- **Problem description**: Note how many lines hold "rule" and report that number by itself.

- **Records for this task**:
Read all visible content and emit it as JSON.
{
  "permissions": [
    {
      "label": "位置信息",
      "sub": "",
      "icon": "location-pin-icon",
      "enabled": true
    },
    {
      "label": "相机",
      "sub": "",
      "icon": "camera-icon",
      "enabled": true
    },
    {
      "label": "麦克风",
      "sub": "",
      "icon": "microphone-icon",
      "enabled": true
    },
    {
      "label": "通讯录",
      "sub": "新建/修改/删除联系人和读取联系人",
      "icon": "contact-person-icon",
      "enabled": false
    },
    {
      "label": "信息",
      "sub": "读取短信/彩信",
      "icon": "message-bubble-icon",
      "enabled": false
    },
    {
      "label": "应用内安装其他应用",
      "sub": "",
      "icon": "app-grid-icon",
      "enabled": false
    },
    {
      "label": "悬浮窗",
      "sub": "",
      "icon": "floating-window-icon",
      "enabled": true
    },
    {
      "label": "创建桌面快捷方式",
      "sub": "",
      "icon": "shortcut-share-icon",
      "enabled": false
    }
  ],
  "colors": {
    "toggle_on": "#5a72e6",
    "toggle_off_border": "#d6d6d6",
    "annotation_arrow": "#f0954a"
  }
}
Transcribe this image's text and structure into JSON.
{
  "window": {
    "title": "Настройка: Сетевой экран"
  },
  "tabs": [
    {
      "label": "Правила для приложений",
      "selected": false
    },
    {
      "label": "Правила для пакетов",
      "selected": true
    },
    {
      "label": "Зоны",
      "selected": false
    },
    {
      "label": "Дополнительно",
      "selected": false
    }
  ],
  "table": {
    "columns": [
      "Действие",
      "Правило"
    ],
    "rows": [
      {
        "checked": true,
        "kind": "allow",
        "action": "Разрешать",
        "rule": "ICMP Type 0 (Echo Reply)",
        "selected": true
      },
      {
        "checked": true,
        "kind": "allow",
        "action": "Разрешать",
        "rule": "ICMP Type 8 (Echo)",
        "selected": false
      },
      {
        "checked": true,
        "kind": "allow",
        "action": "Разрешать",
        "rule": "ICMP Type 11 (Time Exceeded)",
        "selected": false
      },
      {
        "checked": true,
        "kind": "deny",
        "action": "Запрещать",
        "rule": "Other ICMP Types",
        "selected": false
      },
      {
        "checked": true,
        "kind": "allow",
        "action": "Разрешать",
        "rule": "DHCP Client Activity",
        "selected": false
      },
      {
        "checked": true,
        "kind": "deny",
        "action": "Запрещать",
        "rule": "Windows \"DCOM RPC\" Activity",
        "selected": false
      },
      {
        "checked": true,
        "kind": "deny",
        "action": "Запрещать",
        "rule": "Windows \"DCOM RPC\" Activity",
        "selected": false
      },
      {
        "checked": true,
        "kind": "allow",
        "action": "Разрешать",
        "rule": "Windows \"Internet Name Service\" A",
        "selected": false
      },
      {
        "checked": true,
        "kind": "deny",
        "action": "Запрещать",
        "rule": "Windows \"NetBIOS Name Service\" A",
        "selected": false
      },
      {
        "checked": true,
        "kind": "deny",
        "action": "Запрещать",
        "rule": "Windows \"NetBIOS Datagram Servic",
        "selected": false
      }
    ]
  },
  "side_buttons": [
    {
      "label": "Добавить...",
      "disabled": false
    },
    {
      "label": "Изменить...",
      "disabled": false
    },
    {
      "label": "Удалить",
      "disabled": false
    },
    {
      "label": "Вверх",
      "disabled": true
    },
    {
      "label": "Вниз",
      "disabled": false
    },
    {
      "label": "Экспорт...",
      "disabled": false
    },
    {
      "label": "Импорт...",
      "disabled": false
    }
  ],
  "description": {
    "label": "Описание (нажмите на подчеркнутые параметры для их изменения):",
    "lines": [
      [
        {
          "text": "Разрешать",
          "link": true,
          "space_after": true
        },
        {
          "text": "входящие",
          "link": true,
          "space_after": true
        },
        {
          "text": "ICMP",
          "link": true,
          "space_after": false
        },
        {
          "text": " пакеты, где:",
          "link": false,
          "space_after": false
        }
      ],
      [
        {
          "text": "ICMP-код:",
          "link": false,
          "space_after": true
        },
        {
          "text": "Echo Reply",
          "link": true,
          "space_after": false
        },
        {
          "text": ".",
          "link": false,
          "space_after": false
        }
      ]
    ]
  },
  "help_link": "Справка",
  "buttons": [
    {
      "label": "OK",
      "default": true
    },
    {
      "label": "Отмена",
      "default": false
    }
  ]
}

- **Task result**: 10